§ Task objective:
Look through the data for the string "Microsoft". Copy every line where it is found.

§ Material provided:
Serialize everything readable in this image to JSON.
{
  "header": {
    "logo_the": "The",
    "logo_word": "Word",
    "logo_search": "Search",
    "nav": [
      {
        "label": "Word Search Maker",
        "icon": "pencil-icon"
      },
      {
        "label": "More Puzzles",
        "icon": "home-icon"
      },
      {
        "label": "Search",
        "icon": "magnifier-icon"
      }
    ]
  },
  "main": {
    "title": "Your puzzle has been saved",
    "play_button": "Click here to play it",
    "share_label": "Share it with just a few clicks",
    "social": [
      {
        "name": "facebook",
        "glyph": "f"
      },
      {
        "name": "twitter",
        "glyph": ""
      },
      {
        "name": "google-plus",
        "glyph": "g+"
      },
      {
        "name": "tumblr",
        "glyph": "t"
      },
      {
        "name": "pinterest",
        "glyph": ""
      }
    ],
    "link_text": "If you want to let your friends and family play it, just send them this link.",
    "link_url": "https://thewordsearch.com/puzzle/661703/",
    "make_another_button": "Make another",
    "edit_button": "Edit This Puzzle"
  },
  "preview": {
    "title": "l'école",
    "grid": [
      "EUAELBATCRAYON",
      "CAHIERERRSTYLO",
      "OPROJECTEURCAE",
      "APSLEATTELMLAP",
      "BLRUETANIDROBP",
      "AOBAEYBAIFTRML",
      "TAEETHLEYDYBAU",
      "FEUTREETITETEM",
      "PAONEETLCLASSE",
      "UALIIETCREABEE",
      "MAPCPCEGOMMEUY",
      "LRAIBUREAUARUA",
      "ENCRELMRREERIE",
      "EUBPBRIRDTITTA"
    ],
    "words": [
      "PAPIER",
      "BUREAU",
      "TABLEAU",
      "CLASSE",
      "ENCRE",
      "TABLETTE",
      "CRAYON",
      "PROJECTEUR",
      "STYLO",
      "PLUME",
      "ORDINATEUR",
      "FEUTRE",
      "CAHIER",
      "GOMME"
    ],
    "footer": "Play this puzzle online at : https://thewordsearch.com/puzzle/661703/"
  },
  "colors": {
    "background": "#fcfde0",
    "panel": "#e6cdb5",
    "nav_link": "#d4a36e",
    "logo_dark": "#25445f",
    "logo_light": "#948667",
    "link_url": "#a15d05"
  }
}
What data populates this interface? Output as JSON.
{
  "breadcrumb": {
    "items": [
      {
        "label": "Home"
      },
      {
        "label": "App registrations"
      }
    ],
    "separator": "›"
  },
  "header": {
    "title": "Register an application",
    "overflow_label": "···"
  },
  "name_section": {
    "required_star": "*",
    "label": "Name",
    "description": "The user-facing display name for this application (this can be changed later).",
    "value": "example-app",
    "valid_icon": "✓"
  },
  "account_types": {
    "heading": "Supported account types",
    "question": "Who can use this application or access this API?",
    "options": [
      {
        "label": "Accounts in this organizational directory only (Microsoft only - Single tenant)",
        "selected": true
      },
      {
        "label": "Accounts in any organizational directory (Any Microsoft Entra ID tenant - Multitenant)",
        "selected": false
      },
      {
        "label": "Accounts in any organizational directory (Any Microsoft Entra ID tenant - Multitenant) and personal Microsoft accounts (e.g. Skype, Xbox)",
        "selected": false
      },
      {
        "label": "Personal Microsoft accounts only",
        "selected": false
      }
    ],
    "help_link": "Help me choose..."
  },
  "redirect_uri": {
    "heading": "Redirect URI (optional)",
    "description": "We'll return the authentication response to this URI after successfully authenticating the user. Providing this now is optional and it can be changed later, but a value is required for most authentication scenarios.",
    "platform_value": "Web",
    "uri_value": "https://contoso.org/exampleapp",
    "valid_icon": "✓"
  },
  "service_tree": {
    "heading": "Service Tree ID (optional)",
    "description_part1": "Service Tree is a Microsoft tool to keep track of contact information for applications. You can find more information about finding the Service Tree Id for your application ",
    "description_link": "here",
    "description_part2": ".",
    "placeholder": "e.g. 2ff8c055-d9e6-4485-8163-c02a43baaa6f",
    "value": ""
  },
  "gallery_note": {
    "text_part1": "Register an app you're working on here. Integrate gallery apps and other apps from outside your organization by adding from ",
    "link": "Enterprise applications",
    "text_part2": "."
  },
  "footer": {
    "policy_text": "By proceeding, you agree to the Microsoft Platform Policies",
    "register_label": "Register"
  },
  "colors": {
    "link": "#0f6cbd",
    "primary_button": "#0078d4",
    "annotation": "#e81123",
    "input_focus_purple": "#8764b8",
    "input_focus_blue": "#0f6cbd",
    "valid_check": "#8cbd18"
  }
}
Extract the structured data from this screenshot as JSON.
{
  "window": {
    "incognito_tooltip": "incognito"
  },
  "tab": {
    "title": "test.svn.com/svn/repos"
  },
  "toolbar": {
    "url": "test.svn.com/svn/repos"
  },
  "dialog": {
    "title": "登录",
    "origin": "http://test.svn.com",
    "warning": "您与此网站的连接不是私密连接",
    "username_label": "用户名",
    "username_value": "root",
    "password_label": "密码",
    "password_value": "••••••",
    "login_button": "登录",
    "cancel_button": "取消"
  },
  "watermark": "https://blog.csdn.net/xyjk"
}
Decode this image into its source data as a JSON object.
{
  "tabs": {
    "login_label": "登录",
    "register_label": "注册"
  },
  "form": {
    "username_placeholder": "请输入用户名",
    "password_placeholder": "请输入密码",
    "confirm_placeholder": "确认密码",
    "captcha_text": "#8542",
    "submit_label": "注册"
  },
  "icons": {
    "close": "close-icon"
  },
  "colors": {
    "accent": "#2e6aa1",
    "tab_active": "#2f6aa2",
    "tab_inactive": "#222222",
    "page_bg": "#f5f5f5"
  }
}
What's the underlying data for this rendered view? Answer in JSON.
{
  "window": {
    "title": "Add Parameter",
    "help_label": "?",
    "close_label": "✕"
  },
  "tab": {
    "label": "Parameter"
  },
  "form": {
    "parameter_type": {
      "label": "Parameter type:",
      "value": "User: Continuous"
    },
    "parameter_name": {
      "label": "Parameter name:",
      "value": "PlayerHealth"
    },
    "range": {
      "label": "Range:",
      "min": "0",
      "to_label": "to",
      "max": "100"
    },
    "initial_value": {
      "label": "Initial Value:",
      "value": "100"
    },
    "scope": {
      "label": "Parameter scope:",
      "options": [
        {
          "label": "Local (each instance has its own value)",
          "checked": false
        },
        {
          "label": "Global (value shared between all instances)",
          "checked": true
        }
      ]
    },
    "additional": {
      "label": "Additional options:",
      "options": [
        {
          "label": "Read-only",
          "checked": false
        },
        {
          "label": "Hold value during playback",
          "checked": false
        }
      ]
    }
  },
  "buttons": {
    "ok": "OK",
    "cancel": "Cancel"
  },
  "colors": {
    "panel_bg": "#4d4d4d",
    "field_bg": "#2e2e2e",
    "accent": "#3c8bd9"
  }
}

§ Reply:
        "label": "Accounts in this organizational directory only (Microsoft only - Single tenant)",
        "label": "Accounts in any organizational directory (Any Microsoft Entra ID tenant - Multitenant)",
        "label": "Accounts in any organizational directory (Any Microsoft Entra ID tenant - Multitenant) and personal Microsoft accounts (e.g. Skype, Xbox)",
        "label": "Personal Microsoft accounts only",
    "description_part1": "Service Tree is a Microsoft tool to keep track of contact information for applications. You can find more information about finding the Service Tree Id for your application ",
    "policy_text": "By proceeding, you agree to the Microsoft Platform Policies",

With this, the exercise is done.